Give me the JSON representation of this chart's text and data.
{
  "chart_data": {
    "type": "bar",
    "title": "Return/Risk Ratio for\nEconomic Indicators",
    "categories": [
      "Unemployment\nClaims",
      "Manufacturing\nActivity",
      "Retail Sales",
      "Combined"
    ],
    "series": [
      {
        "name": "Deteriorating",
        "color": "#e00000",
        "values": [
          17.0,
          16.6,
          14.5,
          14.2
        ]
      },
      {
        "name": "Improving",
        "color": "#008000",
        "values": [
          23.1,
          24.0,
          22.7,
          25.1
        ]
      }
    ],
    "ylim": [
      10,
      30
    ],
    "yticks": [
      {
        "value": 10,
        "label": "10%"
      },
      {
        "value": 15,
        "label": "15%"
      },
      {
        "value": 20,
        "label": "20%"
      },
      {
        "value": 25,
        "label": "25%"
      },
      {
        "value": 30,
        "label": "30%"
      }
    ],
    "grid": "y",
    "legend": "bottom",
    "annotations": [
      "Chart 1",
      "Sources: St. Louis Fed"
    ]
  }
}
____________________
REQUIRED WORK: Can you restate every record above word for word?

ANSWER TO THIS TASK:
Give me the JSON representation of this chart's text and data.
{
  "chart_data": {
    "type": "bar",
    "title": "Return/Risk Ratio for\nEconomic Indicators",
    "categories": [
      "Unemployment\nClaims",
      "Manufacturing\nActivity",
      "Retail Sales",
      "Combined"
    ],
    "series": [
      {
        "name": "Deteriorating",
        "color": "#e00000",
        "values": [
          17.0,
          16.6,
          14.5,
          14.2
        ]
      },
      {
        "name": "Improving",
        "color": "#008000",
        "values": [
          23.1,
          24.0,
          22.7,
          25.1
        ]
      }
    ],
    "ylim": [
      10,
      30
    ],
    "yticks": [
      {
        "value": 10,
        "label": "10%"
      },
      {
        "value": 15,
        "label": "15%"
      },
      {
        "value": 20,
        "label": "20%"
      },
      {
        "value": 25,
        "label": "25%"
      },
      {
        "value": 30,
        "label": "30%"
      }
    ],
    "grid": "y",
    "legend": "bottom",
    "annotations": [
      "Chart 1",
      "Sources: St. Louis Fed"
    ]
  }
}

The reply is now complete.